WHAT THE EXERCISE ASKS: Check each line of the material. Copy those containing "between".

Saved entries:

>>>>>

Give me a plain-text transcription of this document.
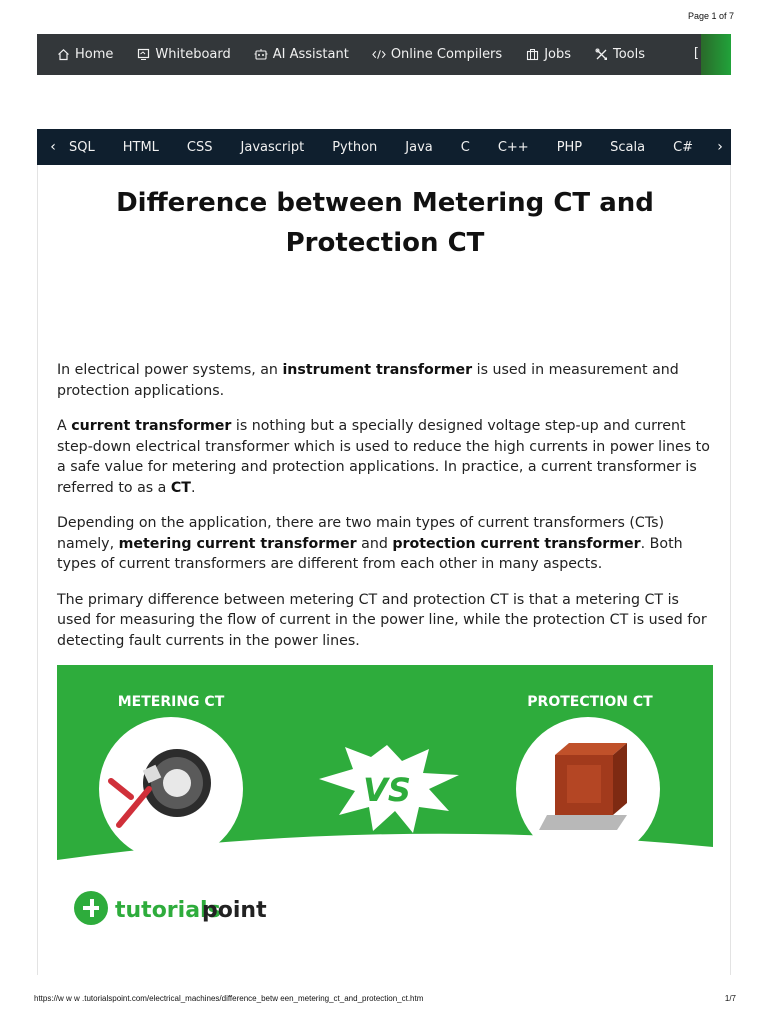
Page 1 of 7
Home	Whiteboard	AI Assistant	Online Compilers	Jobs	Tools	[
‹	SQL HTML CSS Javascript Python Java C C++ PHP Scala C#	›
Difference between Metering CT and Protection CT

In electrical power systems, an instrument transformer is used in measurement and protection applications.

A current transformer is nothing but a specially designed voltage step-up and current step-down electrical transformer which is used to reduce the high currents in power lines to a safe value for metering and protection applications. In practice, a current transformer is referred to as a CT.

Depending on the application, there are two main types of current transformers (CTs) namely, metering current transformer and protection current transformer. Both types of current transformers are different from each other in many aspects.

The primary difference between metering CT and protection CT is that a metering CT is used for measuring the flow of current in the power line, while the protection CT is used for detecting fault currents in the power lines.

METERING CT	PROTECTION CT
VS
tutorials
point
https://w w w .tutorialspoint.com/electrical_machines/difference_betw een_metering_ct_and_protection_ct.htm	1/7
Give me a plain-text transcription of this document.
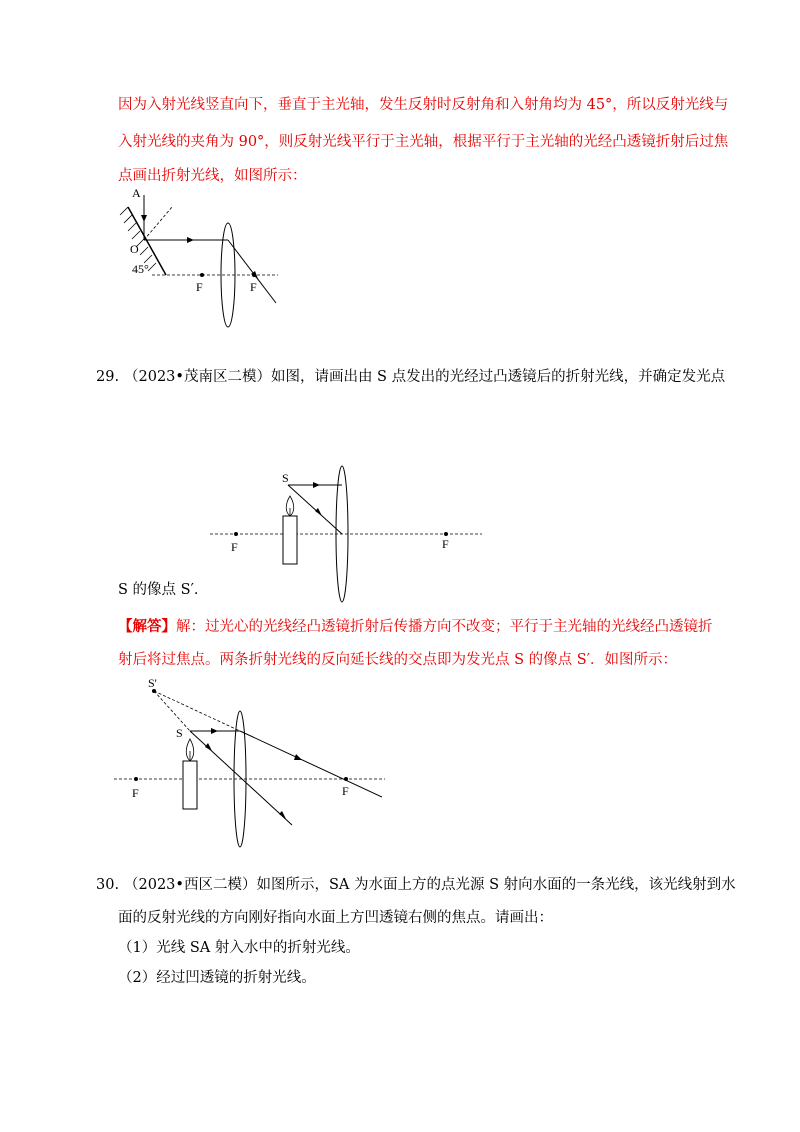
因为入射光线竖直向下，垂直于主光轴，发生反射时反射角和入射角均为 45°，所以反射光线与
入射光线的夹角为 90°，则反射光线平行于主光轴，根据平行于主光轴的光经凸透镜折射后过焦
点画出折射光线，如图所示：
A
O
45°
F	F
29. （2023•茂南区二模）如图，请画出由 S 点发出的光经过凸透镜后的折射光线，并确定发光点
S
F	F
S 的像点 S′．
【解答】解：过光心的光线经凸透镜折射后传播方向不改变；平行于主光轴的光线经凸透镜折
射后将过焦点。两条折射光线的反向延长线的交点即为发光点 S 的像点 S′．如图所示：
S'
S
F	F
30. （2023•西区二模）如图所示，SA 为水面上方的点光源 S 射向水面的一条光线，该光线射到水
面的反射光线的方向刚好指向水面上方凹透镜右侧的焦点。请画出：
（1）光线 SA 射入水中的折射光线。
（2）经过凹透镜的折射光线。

<<<<<

CORRECT RESPONSE:
Difference between Metering CT and Protection CT
The primary difference between metering CT and protection CT is that a metering CT is used for measuring the flow of current in the power line, while the protection CT is used for detecting fault currents in the power lines.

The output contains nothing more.